Thread

  1. Question on PostgreSQL Table Partitioning – Performance of Queries That Do Not Use the Partition Key

    atma ram <atmaramkp@gmail.com> — 2025-11-26T13:22:07Z

    Hi,
    
    Question on PostgreSQL Table Partitioning – Performance of Queries That Do
    Not Use the Partition Key
    
    We have a table that is approximately 1.6 GB in size. Query performance has
    started to degrade. Although we have multiple indexes, the large table size
    is still causing performance issues.
    
    We are planning to partition the table on the primary key. This is an OLTP
    system, and there are around 100 queries that access this table. About 80
    of these queries use the primary key and will therefore benefit directly
    from the partition key once we implement partitioning. However, the
    remaining 20 queries do not use the primary key; they rely on other indexed
    columns.
    
    Our question is: after partitioning the table, and after creating the
    necessary indexes on each partition, what happens to the performance of
    those 20 queries that do *not* use the partition key?
    – Will their performance degrade?
    – Will it remain the same as before partitioning?
    – Is there any chance it will improve?
    
    Additional details: we plan to create only 16 partitions, so the partition
    count will not be very high.

- [MATERIAL SHOWN]
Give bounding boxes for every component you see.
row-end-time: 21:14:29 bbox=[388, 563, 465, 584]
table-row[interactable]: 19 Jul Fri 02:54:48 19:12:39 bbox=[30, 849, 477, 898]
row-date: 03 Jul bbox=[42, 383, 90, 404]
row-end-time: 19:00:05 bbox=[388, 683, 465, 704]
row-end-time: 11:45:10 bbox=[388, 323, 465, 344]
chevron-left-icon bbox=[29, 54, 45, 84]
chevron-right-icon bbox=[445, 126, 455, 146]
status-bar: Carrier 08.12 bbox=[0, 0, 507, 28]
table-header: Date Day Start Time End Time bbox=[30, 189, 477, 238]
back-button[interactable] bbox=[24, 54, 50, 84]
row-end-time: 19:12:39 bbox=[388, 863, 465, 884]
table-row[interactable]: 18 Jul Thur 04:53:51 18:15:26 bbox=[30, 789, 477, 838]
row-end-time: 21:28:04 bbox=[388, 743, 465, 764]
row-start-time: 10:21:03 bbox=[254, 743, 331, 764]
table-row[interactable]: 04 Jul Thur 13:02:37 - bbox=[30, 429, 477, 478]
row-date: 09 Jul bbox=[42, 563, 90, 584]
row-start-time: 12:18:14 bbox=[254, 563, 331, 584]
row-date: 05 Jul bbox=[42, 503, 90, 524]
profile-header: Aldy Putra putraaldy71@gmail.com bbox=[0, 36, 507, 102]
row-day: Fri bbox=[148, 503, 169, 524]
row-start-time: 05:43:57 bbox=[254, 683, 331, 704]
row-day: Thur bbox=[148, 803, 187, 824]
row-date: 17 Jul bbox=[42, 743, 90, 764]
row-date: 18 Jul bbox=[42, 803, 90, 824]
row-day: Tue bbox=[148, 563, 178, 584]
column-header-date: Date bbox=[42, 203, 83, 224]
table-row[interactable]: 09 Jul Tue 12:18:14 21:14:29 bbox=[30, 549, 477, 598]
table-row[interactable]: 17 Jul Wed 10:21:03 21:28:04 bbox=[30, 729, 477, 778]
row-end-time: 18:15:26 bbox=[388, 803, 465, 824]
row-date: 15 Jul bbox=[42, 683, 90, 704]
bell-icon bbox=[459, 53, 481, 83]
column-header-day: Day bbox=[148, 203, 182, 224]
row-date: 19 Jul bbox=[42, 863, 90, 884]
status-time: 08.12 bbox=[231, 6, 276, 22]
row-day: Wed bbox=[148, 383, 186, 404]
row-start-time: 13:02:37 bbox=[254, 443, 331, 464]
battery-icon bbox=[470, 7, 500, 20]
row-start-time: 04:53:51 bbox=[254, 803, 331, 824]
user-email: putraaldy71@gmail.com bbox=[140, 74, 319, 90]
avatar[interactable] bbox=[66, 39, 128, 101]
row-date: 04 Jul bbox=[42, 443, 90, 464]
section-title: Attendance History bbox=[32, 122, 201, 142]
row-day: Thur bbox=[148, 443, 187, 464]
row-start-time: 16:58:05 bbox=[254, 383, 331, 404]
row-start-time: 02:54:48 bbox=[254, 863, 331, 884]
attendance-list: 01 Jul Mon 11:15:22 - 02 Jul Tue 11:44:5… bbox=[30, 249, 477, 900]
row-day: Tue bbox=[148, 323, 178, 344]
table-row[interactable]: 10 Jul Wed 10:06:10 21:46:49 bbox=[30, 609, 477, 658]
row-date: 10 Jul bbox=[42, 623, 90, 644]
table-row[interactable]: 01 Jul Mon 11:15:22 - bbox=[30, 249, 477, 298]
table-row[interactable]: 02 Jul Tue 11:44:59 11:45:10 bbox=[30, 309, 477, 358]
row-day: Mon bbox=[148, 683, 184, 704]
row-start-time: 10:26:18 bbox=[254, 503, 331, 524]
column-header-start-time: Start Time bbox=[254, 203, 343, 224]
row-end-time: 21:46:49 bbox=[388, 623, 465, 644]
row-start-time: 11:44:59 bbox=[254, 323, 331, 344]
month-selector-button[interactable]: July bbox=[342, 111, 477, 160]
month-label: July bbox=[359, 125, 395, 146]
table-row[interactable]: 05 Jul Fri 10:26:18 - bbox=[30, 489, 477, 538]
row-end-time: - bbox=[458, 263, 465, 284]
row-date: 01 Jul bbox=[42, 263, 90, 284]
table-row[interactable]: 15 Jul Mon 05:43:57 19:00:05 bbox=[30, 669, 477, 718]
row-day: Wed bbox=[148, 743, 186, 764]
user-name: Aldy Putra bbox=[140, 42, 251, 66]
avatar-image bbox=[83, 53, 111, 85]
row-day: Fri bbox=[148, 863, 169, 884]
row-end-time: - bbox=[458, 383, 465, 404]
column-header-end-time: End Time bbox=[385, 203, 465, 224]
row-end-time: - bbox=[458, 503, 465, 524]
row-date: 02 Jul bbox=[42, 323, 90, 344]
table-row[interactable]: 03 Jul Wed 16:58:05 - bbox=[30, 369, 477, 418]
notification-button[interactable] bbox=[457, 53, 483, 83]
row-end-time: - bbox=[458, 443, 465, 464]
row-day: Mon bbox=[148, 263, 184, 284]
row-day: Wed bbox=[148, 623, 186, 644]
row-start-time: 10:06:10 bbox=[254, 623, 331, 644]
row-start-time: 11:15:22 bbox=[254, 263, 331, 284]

- [DIRECTIONS]
A - In the PostgreSQL partitioning thread, how large is the table that the poster plans to partition?
B - Continue the PostgreSQL partitioning thread from where it stops.

- [RESPONSES BY TASK]
A - Approximately 1.6 GB.

B -
    
    *Is there any benchmarking, documentation, or reference material that can
    help demonstrate how partitioning will affect the performance of the 20
    queries that do not use the partition key?*
    
    This information is critical for us before proceeding with the partitioning
    strategy.
    
    Thank you in advance.
    
    Regards,
    Atma
    
  2. Re: Question on PostgreSQL Table Partitioning – Performance of Queries That Do Not Use the Partition Key

    Aleksander Alekseev <aleksander@tigerdata.com> — 2025-11-26T13:49:49Z

    Hi Atma,
    
    > Question on PostgreSQL Table Partitioning – Performance of Queries That Do Not Use the Partition Key
    >
    > [...]
    
    pgsql-general@ might be a more appropriate mailing list for your
    question. Regarding the question per se, it would be helpful if you
    included the exact steps to reproduce the case.